* **Goal**:
Count every line of the listing where the string "arrow" occurs, and reply with the count alone.

* **Dataset content**:
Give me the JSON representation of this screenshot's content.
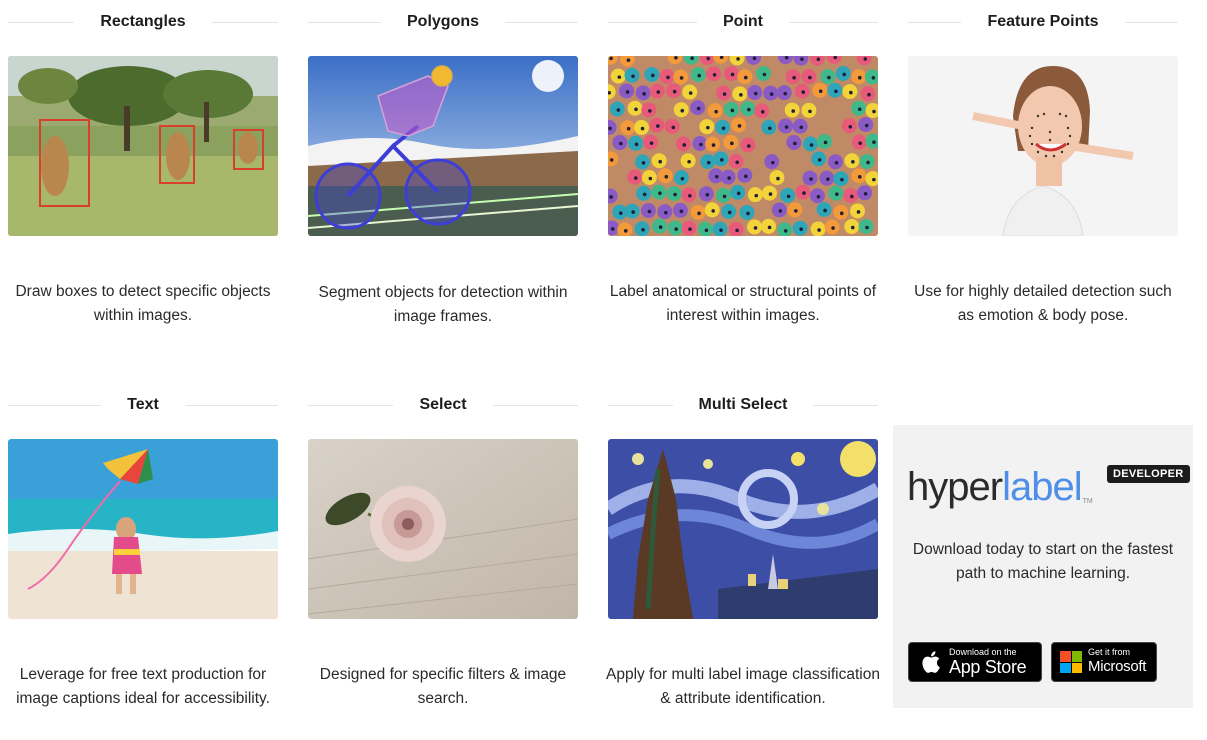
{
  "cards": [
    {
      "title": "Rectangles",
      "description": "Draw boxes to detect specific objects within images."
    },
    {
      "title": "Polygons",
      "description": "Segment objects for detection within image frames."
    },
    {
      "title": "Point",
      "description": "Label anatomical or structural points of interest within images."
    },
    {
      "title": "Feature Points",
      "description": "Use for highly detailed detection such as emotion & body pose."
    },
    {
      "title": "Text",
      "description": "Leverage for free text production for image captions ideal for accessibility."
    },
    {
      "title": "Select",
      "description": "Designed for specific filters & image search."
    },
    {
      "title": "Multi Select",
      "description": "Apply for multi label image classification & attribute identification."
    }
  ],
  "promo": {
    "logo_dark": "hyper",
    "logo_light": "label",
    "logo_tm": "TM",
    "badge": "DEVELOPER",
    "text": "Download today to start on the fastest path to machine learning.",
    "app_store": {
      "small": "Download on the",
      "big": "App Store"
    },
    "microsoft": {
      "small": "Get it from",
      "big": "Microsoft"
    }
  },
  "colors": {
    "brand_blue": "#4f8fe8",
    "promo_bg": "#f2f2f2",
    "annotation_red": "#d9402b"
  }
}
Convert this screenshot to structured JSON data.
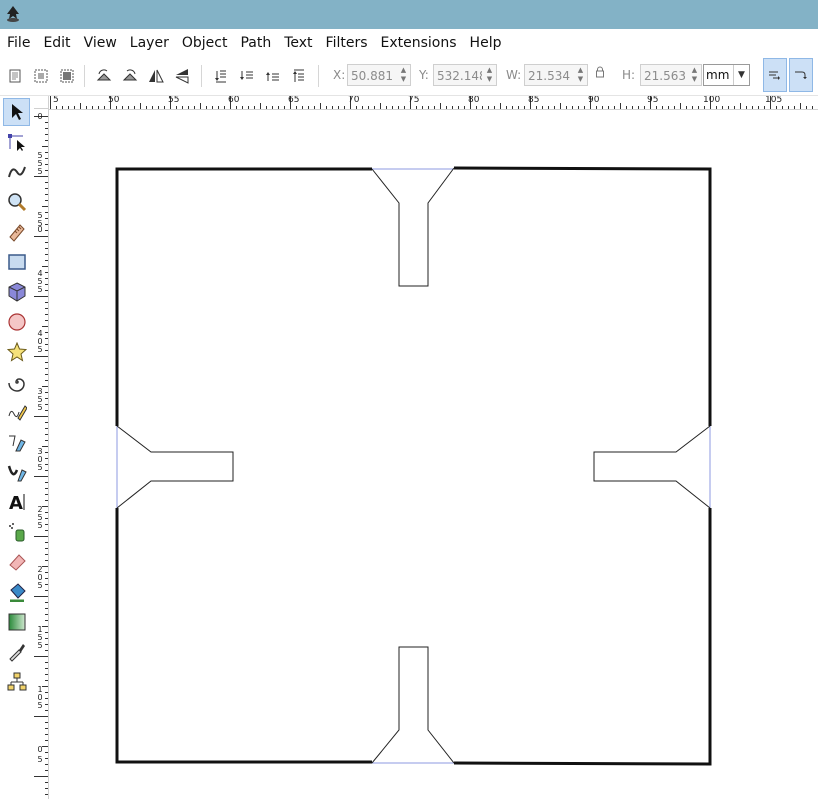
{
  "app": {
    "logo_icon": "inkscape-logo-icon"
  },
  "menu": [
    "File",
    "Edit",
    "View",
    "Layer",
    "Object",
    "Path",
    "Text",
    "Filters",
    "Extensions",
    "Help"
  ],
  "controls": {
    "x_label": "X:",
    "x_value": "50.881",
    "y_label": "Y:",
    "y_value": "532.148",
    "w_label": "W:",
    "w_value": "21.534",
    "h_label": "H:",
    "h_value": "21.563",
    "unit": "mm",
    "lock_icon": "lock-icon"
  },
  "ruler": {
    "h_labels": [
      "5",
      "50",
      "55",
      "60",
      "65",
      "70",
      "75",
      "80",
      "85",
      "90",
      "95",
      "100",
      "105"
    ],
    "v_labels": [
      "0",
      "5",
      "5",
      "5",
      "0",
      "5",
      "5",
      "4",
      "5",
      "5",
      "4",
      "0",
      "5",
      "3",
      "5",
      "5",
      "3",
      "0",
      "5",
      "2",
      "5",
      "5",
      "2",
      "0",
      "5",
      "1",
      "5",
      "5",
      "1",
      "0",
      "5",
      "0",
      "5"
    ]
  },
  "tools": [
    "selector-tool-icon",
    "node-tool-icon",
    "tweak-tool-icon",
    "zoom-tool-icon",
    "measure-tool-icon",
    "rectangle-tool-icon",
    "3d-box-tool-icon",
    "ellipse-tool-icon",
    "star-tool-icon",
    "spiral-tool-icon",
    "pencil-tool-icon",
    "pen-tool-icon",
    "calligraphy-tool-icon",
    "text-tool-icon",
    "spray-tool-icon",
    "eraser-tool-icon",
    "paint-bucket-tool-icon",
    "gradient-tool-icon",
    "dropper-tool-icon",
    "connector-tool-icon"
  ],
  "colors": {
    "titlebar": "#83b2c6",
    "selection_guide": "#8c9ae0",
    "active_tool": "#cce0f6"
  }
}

...

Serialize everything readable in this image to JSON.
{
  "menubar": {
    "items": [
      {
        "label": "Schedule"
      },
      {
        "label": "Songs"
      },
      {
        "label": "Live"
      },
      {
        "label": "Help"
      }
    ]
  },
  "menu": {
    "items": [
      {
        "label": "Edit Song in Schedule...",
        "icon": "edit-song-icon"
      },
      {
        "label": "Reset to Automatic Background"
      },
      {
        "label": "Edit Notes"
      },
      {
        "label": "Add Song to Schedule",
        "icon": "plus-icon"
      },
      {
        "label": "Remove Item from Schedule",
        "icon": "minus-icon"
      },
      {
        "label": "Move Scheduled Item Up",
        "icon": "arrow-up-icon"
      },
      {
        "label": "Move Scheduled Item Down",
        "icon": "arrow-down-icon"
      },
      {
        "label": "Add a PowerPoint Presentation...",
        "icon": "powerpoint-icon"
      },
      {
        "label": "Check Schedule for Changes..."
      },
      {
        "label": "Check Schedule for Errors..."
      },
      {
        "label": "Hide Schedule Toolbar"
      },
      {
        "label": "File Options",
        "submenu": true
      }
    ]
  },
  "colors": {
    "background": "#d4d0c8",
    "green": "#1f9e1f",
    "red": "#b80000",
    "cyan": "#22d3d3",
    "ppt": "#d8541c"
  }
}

...

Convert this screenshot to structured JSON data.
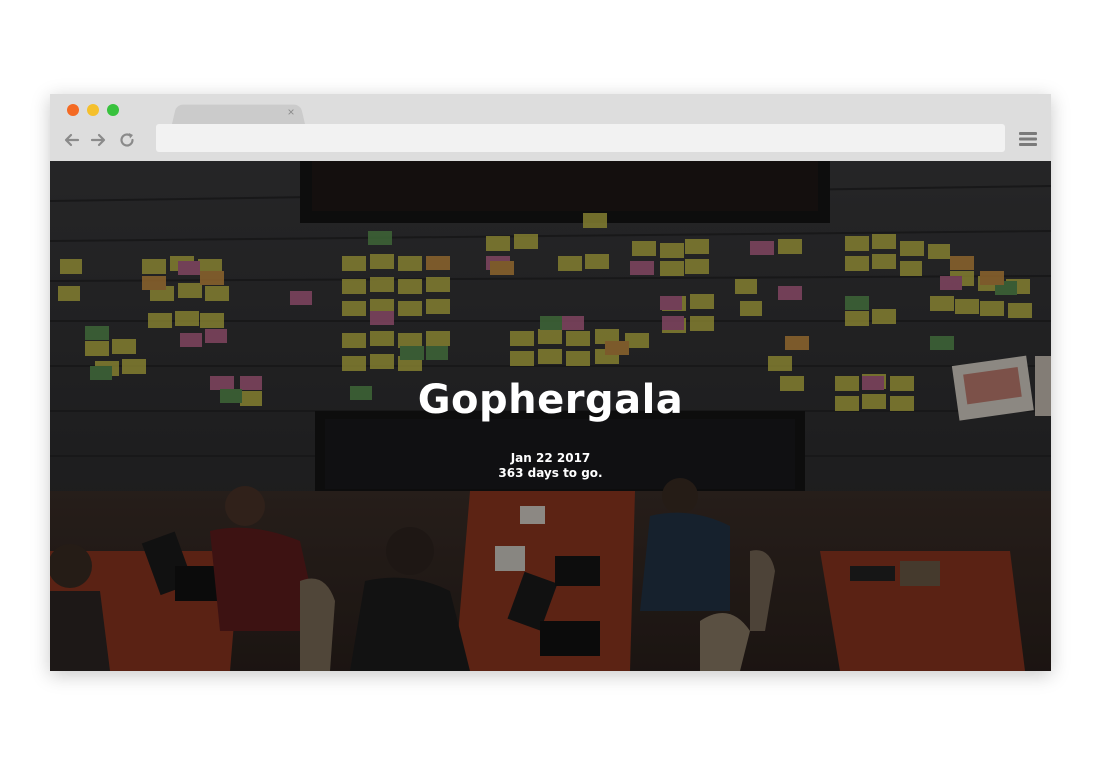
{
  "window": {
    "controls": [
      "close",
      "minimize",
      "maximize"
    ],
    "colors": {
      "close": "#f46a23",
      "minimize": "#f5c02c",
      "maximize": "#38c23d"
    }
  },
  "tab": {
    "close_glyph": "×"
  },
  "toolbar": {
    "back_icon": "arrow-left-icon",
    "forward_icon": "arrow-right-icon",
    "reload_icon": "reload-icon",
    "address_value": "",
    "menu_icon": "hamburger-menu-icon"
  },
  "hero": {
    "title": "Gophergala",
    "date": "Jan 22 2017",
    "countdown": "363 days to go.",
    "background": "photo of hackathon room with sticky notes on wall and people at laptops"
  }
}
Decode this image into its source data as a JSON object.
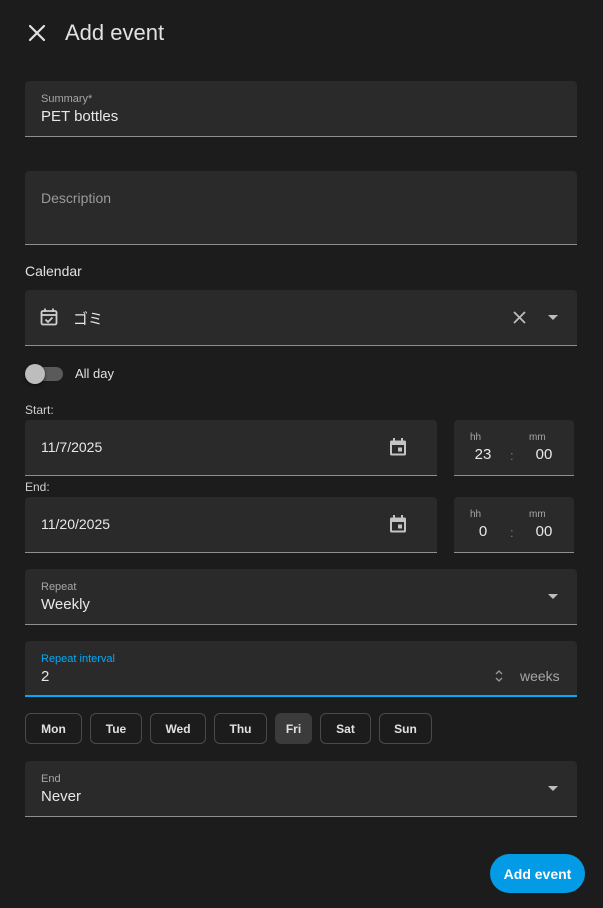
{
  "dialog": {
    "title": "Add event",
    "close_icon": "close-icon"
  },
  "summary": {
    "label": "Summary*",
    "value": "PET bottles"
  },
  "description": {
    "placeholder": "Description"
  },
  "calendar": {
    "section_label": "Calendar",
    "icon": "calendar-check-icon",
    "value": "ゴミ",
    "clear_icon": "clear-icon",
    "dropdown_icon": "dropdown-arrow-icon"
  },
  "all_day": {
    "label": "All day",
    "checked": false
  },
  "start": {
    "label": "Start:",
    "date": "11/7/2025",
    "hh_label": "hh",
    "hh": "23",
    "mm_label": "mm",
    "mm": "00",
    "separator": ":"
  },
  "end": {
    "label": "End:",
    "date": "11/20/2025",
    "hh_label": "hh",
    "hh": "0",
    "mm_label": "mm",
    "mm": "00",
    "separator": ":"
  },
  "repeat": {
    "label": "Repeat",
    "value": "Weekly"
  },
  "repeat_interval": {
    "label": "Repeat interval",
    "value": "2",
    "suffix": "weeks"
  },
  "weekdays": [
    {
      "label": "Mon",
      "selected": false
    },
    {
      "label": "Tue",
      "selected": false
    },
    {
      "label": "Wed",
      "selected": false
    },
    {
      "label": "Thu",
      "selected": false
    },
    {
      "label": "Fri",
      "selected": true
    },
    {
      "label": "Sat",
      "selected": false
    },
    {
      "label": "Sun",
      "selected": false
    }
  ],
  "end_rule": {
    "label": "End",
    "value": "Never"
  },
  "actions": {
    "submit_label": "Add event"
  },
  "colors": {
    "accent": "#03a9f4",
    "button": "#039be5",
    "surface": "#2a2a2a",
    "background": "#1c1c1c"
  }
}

* **Reply**:
5